### INSTRUCTIONS FOR THE TASK
Nothing should be left out: output all of the entries exactly.

### RECORD SET
====================

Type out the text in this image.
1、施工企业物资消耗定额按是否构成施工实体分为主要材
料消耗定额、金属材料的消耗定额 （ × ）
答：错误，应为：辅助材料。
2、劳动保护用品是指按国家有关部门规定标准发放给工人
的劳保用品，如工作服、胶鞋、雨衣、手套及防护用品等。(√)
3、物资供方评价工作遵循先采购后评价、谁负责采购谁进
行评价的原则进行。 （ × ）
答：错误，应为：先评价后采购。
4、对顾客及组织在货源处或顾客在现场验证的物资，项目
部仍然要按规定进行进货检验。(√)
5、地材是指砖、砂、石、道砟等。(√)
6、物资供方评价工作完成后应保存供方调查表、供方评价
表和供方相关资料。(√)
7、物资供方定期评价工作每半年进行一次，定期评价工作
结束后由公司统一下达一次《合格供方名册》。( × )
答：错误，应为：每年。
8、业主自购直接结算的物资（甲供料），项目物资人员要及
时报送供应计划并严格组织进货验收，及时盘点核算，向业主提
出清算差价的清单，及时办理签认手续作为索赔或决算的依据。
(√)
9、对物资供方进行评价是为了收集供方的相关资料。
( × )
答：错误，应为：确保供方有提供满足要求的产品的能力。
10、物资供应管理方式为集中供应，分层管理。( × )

====================

### ANSWER
Type out the text in this image.
1、施工企业物资消耗定额按是否构成施工实体分为主要材
料消耗定额、金属材料的消耗定额 （ × ）
答：错误，应为：辅助材料。
2、劳动保护用品是指按国家有关部门规定标准发放给工人
的劳保用品，如工作服、胶鞋、雨衣、手套及防护用品等。(√)
3、物资供方评价工作遵循先采购后评价、谁负责采购谁进
行评价的原则进行。 （ × ）
答：错误，应为：先评价后采购。
4、对顾客及组织在货源处或顾客在现场验证的物资，项目
部仍然要按规定进行进货检验。(√)
5、地材是指砖、砂、石、道砟等。(√)
6、物资供方评价工作完成后应保存供方调查表、供方评价
表和供方相关资料。(√)
7、物资供方定期评价工作每半年进行一次，定期评价工作
结束后由公司统一下达一次《合格供方名册》。( × )
答：错误，应为：每年。
8、业主自购直接结算的物资（甲供料），项目物资人员要及
时报送供应计划并严格组织进货验收，及时盘点核算，向业主提
出清算差价的清单，及时办理签认手续作为索赔或决算的依据。
(√)
9、对物资供方进行评价是为了收集供方的相关资料。
( × )
答：错误，应为：确保供方有提供满足要求的产品的能力。
10、物资供应管理方式为集中供应，分层管理。( × )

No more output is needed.